§ Text passage:
—————

VI. ENROLLMENT IN PLAN

To participate in this retirement plan, an eligible employee must complete and return to the University the appropriate enrollment form(s) for the fund sponsor and funding vehicle(s) selected.  Participation in this plan will begin as described in Section III or, if later, on the first day of the next payroll period following receipt of the appropriate enrollment forms.  The benefits provided by each funding vehicle and the provisions governing such benefits are described in the funding vehicles publications, which are listed in Appendix A.  All benefits under this plan are fully and immediately vested, fully funded, and provided solely through the funding vehicles selected by participants; therefore, benefits are not subject to, nor covered by, federal plan termination insurance.

VII. FUND SPONSORS AND FUNDING VEHICLES

  • Plan Contributions shall be invested in one or more of the funding vehicles of the fund sponsors available to participants under this retirement plan. The fund sponsors are listed in Appendix A.

Plan Contributions shall be submitted by the University, directly to the fund sponsor of the funding vehicle(s) selected by a participant, in accordance with procedures established by the University.  A participant is only allowed to select one fund sponsor per calendar year.  However, a participant at any time, may change his or her allocation of future Plan Contributions among funding vehicles provided by that sponsor and, at any time, subject to a funding vehicle’s rules for transfers and minimum/maximum amount requirements, may specify that all or part of his or her accumulation in one funding vehicle be transferred to other funding vehicle(s) of the fund sponsor, except that accumulations in TIAA Retirement Annuities may only be transferred to CREF over a ten-year period.

—————

§ To be done:
[a] According to the retirement plan excerpt, why are benefits under this plan not covered by federal plan termination insurance? Answer in one to three sentences.
[b] Reproduce the part of the retirement plan excerpt starting with "To participate in" and going on through "plan termination insurance.".
The data that follows isn't needed for any of this work.

§ Information shown:

—————

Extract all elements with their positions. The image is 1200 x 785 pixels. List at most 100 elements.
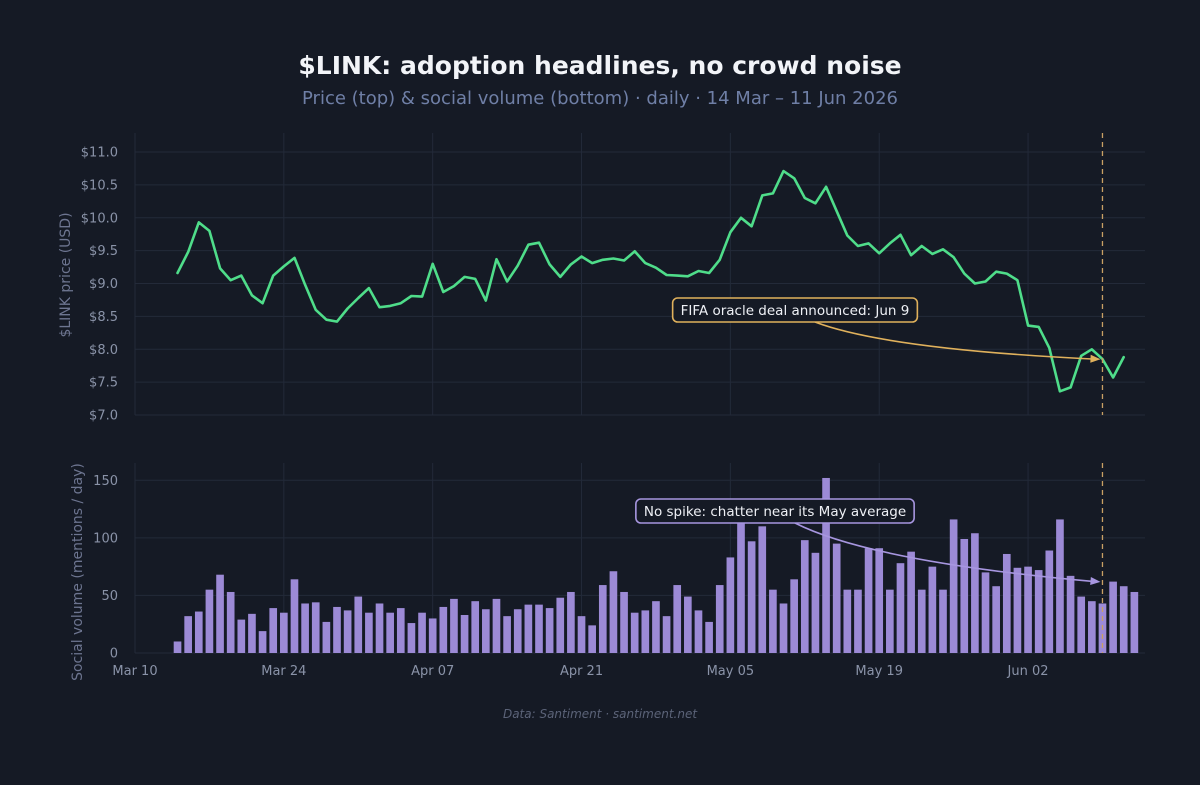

—————

§ Outputs for the tasks:
[a] Benefits under the plan are fully and immediately vested and fully funded. They are also provided solely through the funding vehicles that participants select. For those reasons, they are neither subject to nor covered by federal plan termination insurance.

[b]
To participate in this retirement plan, an eligible employee must complete and return to the University the appropriate enrollment form(s) for the fund sponsor and funding vehicle(s) selected.  Participation in this plan will begin as described in Section III or, if later, on the first day of the next payroll period following receipt of the appropriate enrollment forms.  The benefits provided by each funding vehicle and the provisions governing such benefits are described in the funding vehicles publications, which are listed in Appendix A.  All benefits under this plan are fully and immediately vested, fully funded, and provided solely through the funding vehicles selected by participants; therefore, benefits are not subject to, nor covered by, federal plan termination insurance.